┌──

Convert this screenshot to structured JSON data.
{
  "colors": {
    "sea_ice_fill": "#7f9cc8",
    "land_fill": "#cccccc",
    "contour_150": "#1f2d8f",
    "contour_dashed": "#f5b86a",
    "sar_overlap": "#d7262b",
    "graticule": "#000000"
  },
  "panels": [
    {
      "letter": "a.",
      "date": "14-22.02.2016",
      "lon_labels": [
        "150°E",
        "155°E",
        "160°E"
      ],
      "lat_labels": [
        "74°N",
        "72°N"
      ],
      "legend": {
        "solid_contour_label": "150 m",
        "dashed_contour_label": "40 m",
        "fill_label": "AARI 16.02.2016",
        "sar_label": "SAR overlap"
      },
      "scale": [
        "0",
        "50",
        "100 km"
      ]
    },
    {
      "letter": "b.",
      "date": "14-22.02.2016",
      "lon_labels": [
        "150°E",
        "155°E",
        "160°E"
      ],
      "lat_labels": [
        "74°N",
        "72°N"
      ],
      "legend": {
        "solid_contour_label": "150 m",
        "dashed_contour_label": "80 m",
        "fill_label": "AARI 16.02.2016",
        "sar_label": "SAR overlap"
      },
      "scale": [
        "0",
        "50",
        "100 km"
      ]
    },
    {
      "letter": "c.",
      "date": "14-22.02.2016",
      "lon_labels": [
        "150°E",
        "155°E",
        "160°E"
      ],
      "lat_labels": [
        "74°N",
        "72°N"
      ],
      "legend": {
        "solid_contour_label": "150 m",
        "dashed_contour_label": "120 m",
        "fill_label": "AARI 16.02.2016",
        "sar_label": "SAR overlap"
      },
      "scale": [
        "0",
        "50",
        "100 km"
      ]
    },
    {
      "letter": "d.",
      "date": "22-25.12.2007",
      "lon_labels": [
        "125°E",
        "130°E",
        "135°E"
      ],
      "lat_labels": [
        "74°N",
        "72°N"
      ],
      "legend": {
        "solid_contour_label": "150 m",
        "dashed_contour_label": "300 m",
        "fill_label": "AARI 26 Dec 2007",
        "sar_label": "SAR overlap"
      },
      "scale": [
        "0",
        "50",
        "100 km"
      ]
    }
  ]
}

└──

Required task: Output the complete data exactly as written.

Correct result:
Convert this screenshot to structured JSON data.
{
  "colors": {
    "sea_ice_fill": "#7f9cc8",
    "land_fill": "#cccccc",
    "contour_150": "#1f2d8f",
    "contour_dashed": "#f5b86a",
    "sar_overlap": "#d7262b",
    "graticule": "#000000"
  },
  "panels": [
    {
      "letter": "a.",
      "date": "14-22.02.2016",
      "lon_labels": [
        "150°E",
        "155°E",
        "160°E"
      ],
      "lat_labels": [
        "74°N",
        "72°N"
      ],
      "legend": {
        "solid_contour_label": "150 m",
        "dashed_contour_label": "40 m",
        "fill_label": "AARI 16.02.2016",
        "sar_label": "SAR overlap"
      },
      "scale": [
        "0",
        "50",
        "100 km"
      ]
    },
    {
      "letter": "b.",
      "date": "14-22.02.2016",
      "lon_labels": [
        "150°E",
        "155°E",
        "160°E"
      ],
      "lat_labels": [
        "74°N",
        "72°N"
      ],
      "legend": {
        "solid_contour_label": "150 m",
        "dashed_contour_label": "80 m",
        "fill_label": "AARI 16.02.2016",
        "sar_label": "SAR overlap"
      },
      "scale": [
        "0",
        "50",
        "100 km"
      ]
    },
    {
      "letter": "c.",
      "date": "14-22.02.2016",
      "lon_labels": [
        "150°E",
        "155°E",
        "160°E"
      ],
      "lat_labels": [
        "74°N",
        "72°N"
      ],
      "legend": {
        "solid_contour_label": "150 m",
        "dashed_contour_label": "120 m",
        "fill_label": "AARI 16.02.2016",
        "sar_label": "SAR overlap"
      },
      "scale": [
        "0",
        "50",
        "100 km"
      ]
    },
    {
      "letter": "d.",
      "date": "22-25.12.2007",
      "lon_labels": [
        "125°E",
        "130°E",
        "135°E"
      ],
      "lat_labels": [
        "74°N",
        "72°N"
      ],
      "legend": {
        "solid_contour_label": "150 m",
        "dashed_contour_label": "300 m",
        "fill_label": "AARI 26 Dec 2007",
        "sar_label": "SAR overlap"
      },
      "scale": [
        "0",
        "50",
        "100 km"
      ]
    }
  ]
}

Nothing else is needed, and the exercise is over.